Extract each line of the material that follows exactly and omit its pictures.
Start of ENTRIES PROVIDED
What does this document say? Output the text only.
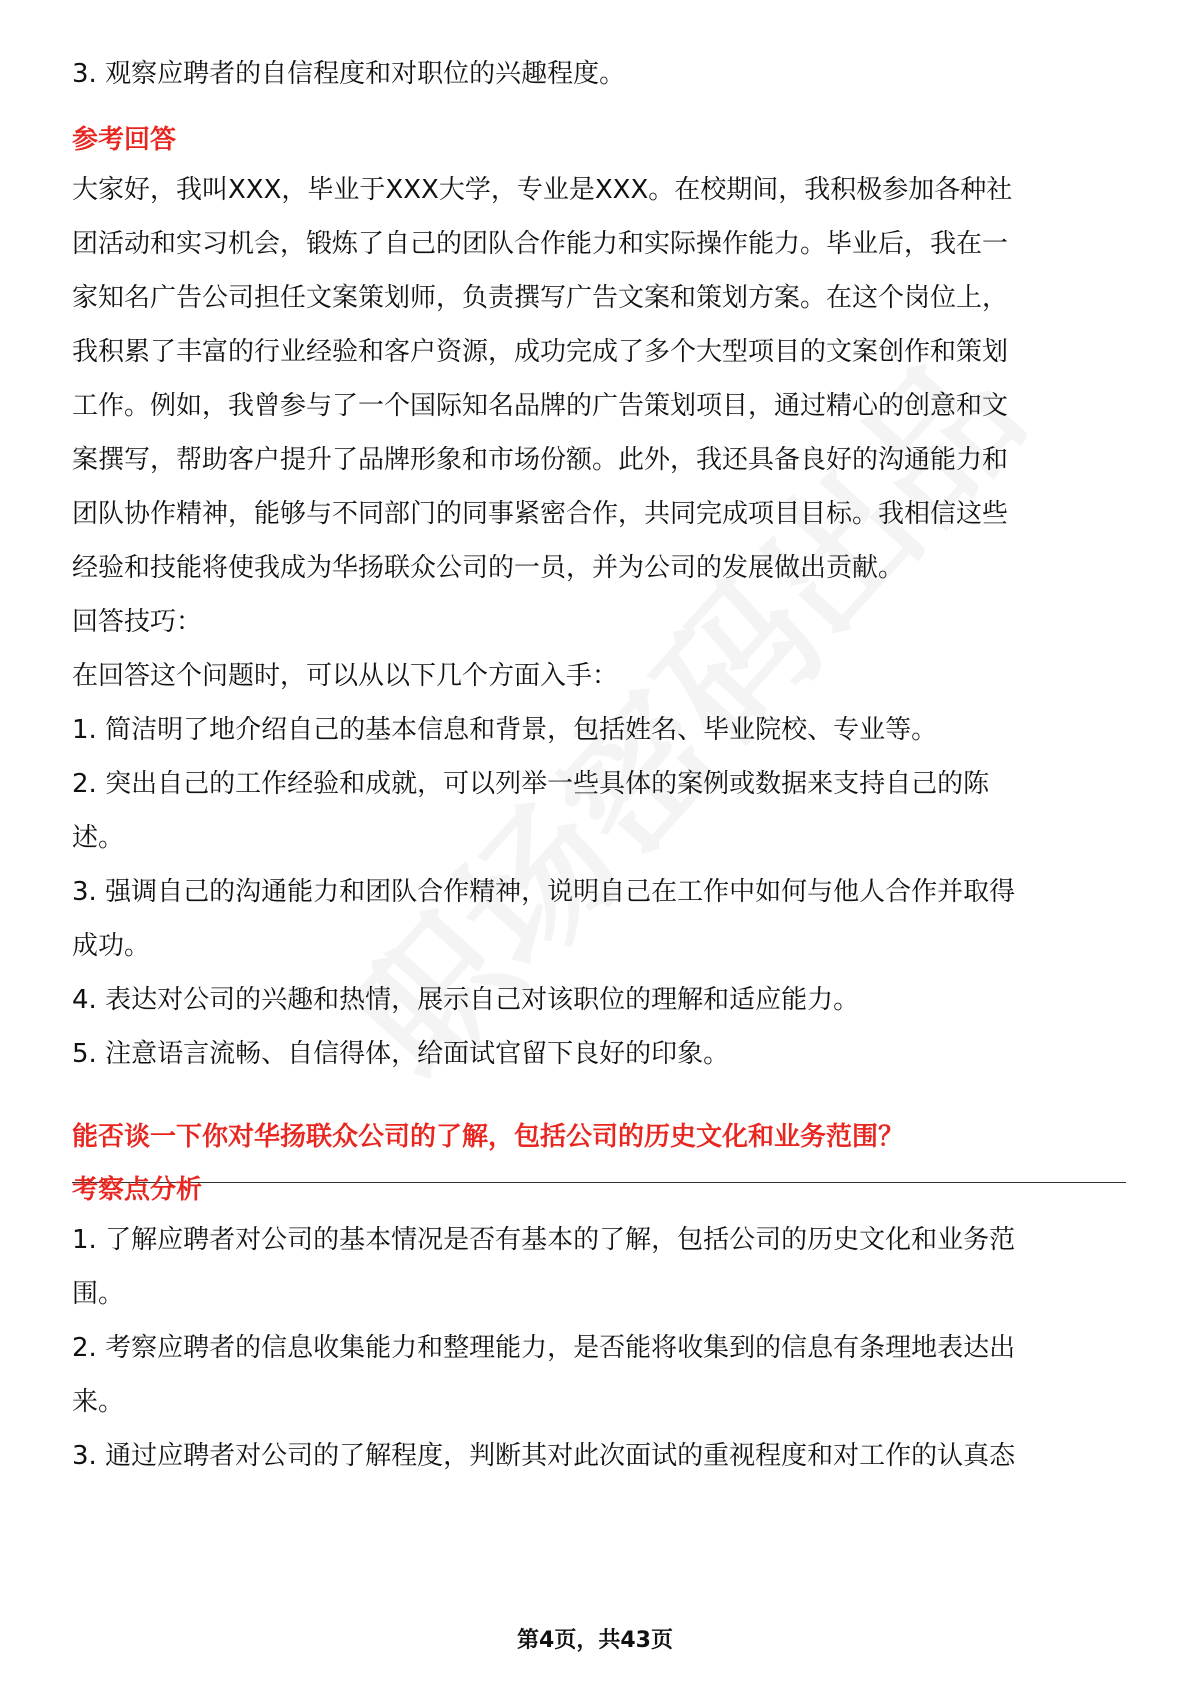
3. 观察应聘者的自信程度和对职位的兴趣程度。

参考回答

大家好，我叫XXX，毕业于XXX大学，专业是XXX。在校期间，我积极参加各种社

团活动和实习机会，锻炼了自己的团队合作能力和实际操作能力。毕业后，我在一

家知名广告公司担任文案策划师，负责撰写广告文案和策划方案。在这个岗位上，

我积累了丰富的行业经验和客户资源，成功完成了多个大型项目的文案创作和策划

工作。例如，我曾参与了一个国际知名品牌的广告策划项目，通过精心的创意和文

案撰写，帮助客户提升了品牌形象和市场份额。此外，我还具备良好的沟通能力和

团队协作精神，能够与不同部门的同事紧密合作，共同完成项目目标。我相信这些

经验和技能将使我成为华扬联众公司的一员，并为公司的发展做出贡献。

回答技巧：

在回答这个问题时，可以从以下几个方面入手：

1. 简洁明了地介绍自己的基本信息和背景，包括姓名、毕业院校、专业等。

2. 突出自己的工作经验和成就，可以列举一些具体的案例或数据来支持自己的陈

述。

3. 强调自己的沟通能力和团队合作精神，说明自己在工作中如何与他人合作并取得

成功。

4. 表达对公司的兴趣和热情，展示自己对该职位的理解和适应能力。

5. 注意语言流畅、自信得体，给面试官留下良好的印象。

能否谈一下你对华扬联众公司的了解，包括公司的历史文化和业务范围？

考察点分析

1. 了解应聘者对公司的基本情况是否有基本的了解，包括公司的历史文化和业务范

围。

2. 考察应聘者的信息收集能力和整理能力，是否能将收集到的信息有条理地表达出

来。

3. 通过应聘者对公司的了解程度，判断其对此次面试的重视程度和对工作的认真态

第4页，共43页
End of ENTRIES PROVIDED
— REPLY TO THE EXERCISE —
What does this document say? Output the text only.
3. 观察应聘者的自信程度和对职位的兴趣程度。

参考回答

大家好，我叫XXX，毕业于XXX大学，专业是XXX。在校期间，我积极参加各种社

团活动和实习机会，锻炼了自己的团队合作能力和实际操作能力。毕业后，我在一

家知名广告公司担任文案策划师，负责撰写广告文案和策划方案。在这个岗位上，

我积累了丰富的行业经验和客户资源，成功完成了多个大型项目的文案创作和策划

工作。例如，我曾参与了一个国际知名品牌的广告策划项目，通过精心的创意和文

案撰写，帮助客户提升了品牌形象和市场份额。此外，我还具备良好的沟通能力和

团队协作精神，能够与不同部门的同事紧密合作，共同完成项目目标。我相信这些

经验和技能将使我成为华扬联众公司的一员，并为公司的发展做出贡献。

回答技巧：

在回答这个问题时，可以从以下几个方面入手：

1. 简洁明了地介绍自己的基本信息和背景，包括姓名、毕业院校、专业等。

2. 突出自己的工作经验和成就，可以列举一些具体的案例或数据来支持自己的陈

述。

3. 强调自己的沟通能力和团队合作精神，说明自己在工作中如何与他人合作并取得

成功。

4. 表达对公司的兴趣和热情，展示自己对该职位的理解和适应能力。

5. 注意语言流畅、自信得体，给面试官留下良好的印象。

能否谈一下你对华扬联众公司的了解，包括公司的历史文化和业务范围？

考察点分析

1. 了解应聘者对公司的基本情况是否有基本的了解，包括公司的历史文化和业务范

围。

2. 考察应聘者的信息收集能力和整理能力，是否能将收集到的信息有条理地表达出

来。

3. 通过应聘者对公司的了解程度，判断其对此次面试的重视程度和对工作的认真态

第4页，共43页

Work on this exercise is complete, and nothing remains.